● **Material for this exercise**
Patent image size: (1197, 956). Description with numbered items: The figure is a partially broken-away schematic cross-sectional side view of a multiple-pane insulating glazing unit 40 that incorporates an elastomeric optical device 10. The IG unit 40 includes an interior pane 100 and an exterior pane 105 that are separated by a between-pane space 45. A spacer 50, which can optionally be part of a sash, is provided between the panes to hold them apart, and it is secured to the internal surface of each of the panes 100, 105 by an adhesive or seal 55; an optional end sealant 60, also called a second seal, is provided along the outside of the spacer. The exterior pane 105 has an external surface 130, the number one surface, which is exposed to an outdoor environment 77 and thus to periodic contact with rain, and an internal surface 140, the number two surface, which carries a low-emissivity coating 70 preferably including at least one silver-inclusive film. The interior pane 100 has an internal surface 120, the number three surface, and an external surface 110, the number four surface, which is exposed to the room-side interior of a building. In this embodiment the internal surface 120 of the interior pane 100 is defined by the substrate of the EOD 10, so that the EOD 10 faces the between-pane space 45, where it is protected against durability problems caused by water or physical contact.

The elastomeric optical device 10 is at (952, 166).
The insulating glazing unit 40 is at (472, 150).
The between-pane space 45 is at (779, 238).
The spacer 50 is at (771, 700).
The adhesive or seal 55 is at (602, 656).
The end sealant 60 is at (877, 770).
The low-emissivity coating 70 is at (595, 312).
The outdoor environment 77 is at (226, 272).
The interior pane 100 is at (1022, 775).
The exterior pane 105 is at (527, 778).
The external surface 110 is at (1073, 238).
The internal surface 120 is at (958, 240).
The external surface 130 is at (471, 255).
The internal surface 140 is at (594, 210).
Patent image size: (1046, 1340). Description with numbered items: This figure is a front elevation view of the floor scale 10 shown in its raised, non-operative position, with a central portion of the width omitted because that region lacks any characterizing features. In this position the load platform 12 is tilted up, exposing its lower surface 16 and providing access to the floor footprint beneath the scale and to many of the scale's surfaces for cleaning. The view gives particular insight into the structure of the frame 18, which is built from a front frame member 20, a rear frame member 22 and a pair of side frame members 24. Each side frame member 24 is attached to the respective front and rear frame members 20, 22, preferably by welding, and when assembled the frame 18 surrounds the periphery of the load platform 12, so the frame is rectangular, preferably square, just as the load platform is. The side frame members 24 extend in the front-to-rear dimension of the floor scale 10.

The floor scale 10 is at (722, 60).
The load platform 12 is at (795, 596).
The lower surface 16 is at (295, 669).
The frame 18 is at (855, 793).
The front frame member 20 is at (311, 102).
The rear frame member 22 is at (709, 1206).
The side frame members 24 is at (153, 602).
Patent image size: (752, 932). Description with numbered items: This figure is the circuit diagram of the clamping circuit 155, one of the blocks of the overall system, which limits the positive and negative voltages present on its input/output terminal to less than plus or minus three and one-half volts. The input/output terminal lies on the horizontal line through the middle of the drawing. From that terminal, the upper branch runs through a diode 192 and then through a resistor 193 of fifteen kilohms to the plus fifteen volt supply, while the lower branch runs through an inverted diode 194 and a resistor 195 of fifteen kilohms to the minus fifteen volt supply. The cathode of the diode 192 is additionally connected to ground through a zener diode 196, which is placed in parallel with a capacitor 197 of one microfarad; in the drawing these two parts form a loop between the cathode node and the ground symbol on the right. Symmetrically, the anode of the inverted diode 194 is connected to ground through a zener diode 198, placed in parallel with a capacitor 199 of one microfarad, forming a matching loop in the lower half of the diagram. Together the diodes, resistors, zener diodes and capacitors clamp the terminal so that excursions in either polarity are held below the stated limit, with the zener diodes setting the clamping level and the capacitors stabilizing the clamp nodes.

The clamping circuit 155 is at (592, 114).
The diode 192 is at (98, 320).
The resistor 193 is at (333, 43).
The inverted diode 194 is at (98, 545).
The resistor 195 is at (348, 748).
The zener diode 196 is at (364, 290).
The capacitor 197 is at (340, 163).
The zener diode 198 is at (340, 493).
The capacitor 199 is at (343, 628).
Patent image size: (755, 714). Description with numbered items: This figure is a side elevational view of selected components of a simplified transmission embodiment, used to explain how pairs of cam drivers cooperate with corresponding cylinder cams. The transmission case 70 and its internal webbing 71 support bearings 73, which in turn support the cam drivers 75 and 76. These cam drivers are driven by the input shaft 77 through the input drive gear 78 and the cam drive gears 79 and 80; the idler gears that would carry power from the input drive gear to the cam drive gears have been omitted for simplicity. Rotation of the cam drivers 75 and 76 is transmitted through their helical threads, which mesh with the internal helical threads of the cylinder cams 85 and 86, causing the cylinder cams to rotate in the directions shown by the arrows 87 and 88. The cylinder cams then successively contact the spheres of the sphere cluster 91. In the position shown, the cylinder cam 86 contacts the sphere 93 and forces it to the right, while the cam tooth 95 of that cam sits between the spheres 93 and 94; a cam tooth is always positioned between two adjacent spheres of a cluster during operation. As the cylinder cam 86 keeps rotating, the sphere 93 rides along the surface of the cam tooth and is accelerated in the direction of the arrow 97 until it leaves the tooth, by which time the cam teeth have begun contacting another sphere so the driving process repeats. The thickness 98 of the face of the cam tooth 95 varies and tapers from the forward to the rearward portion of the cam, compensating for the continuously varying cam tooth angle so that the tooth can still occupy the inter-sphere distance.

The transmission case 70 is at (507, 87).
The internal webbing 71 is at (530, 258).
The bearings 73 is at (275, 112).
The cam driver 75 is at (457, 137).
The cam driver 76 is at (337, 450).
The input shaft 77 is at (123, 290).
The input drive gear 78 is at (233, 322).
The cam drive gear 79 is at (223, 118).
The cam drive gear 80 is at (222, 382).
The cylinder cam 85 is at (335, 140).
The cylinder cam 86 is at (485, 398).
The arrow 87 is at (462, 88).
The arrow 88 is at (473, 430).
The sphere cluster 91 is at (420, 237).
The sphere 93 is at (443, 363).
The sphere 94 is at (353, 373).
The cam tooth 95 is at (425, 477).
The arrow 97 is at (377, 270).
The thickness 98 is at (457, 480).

● **Work required**
Give all of the records above again, substituting "Drawing dimensions" for each occurrence of "Patent image size" and keeping everything else the same.

● **In response**
Drawing dimensions: (1197, 956). Description with numbered items: The figure is a partially broken-away schematic cross-sectional side view of a multiple-pane insulating glazing unit 40 that incorporates an elastomeric optical device 10. The IG unit 40 includes an interior pane 100 and an exterior pane 105 that are separated by a between-pane space 45. A spacer 50, which can optionally be part of a sash, is provided between the panes to hold them apart, and it is secured to the internal surface of each of the panes 100, 105 by an adhesive or seal 55; an optional end sealant 60, also called a second seal, is provided along the outside of the spacer. The exterior pane 105 has an external surface 130, the number one surface, which is exposed to an outdoor environment 77 and thus to periodic contact with rain, and an internal surface 140, the number two surface, which carries a low-emissivity coating 70 preferably including at least one silver-inclusive film. The interior pane 100 has an internal surface 120, the number three surface, and an external surface 110, the number four surface, which is exposed to the room-side interior of a building. In this embodiment the internal surface 120 of the interior pane 100 is defined by the substrate of the EOD 10, so that the EOD 10 faces the between-pane space 45, where it is protected against durability problems caused by water or physical contact.

The elastomeric optical device 10 is at (952, 166).
The insulating glazing unit 40 is at (472, 150).
The between-pane space 45 is at (779, 238).
The spacer 50 is at (771, 700).
The adhesive or seal 55 is at (602, 656).
The end sealant 60 is at (877, 770).
The low-emissivity coating 70 is at (595, 312).
The outdoor environment 77 is at (226, 272).
The interior pane 100 is at (1022, 775).
The exterior pane 105 is at (527, 778).
The external surface 110 is at (1073, 238).
The internal surface 120 is at (958, 240).
The external surface 130 is at (471, 255).
The internal surface 140 is at (594, 210).
Drawing dimensions: (1046, 1340). Description with numbered items: This figure is a front elevation view of the floor scale 10 shown in its raised, non-operative position, with a central portion of the width omitted because that region lacks any characterizing features. In this position the load platform 12 is tilted up, exposing its lower surface 16 and providing access to the floor footprint beneath the scale and to many of the scale's surfaces for cleaning. The view gives particular insight into the structure of the frame 18, which is built from a front frame member 20, a rear frame member 22 and a pair of side frame members 24. Each side frame member 24 is attached to the respective front and rear frame members 20, 22, preferably by welding, and when assembled the frame 18 surrounds the periphery of the load platform 12, so the frame is rectangular, preferably square, just as the load platform is. The side frame members 24 extend in the front-to-rear dimension of the floor scale 10.

The floor scale 10 is at (722, 60).
The load platform 12 is at (795, 596).
The lower surface 16 is at (295, 669).
The frame 18 is at (855, 793).
The front frame member 20 is at (311, 102).
The rear frame member 22 is at (709, 1206).
The side frame members 24 is at (153, 602).
Drawing dimensions: (752, 932). Description with numbered items: This figure is the circuit diagram of the clamping circuit 155, one of the blocks of the overall system, which limits the positive and negative voltages present on its input/output terminal to less than plus or minus three and one-half volts. The input/output terminal lies on the horizontal line through the middle of the drawing. From that terminal, the upper branch runs through a diode 192 and then through a resistor 193 of fifteen kilohms to the plus fifteen volt supply, while the lower branch runs through an inverted diode 194 and a resistor 195 of fifteen kilohms to the minus fifteen volt supply. The cathode of the diode 192 is additionally connected to ground through a zener diode 196, which is placed in parallel with a capacitor 197 of one microfarad; in the drawing these two parts form a loop between the cathode node and the ground symbol on the right. Symmetrically, the anode of the inverted diode 194 is connected to ground through a zener diode 198, placed in parallel with a capacitor 199 of one microfarad, forming a matching loop in the lower half of the diagram. Together the diodes, resistors, zener diodes and capacitors clamp the terminal so that excursions in either polarity are held below the stated limit, with the zener diodes setting the clamping level and the capacitors stabilizing the clamp nodes.

The clamping circuit 155 is at (592, 114).
The diode 192 is at (98, 320).
The resistor 193 is at (333, 43).
The inverted diode 194 is at (98, 545).
The resistor 195 is at (348, 748).
The zener diode 196 is at (364, 290).
The capacitor 197 is at (340, 163).
The zener diode 198 is at (340, 493).
The capacitor 199 is at (343, 628).
Drawing dimensions: (755, 714). Description with numbered items: This figure is a side elevational view of selected components of a simplified transmission embodiment, used to explain how pairs of cam drivers cooperate with corresponding cylinder cams. The transmission case 70 and its internal webbing 71 support bearings 73, which in turn support the cam drivers 75 and 76. These cam drivers are driven by the input shaft 77 through the input drive gear 78 and the cam drive gears 79 and 80; the idler gears that would carry power from the input drive gear to the cam drive gears have been omitted for simplicity. Rotation of the cam drivers 75 and 76 is transmitted through their helical threads, which mesh with the internal helical threads of the cylinder cams 85 and 86, causing the cylinder cams to rotate in the directions shown by the arrows 87 and 88. The cylinder cams then successively contact the spheres of the sphere cluster 91. In the position shown, the cylinder cam 86 contacts the sphere 93 and forces it to the right, while the cam tooth 95 of that cam sits between the spheres 93 and 94; a cam tooth is always positioned between two adjacent spheres of a cluster during operation. As the cylinder cam 86 keeps rotating, the sphere 93 rides along the surface of the cam tooth and is accelerated in the direction of the arrow 97 until it leaves the tooth, by which time the cam teeth have begun contacting another sphere so the driving process repeats. The thickness 98 of the face of the cam tooth 95 varies and tapers from the forward to the rearward portion of the cam, compensating for the continuously varying cam tooth angle so that the tooth can still occupy the inter-sphere distance.

The transmission case 70 is at (507, 87).
The internal webbing 71 is at (530, 258).
The bearings 73 is at (275, 112).
The cam driver 75 is at (457, 137).
The cam driver 76 is at (337, 450).
The input shaft 77 is at (123, 290).
The input drive gear 78 is at (233, 322).
The cam drive gear 79 is at (223, 118).
The cam drive gear 80 is at (222, 382).
The cylinder cam 85 is at (335, 140).
The cylinder cam 86 is at (485, 398).
The arrow 87 is at (462, 88).
The arrow 88 is at (473, 430).
The sphere cluster 91 is at (420, 237).
The sphere 93 is at (443, 363).
The sphere 94 is at (353, 373).
The cam tooth 95 is at (425, 477).
The arrow 97 is at (377, 270).
The thickness 98 is at (457, 480).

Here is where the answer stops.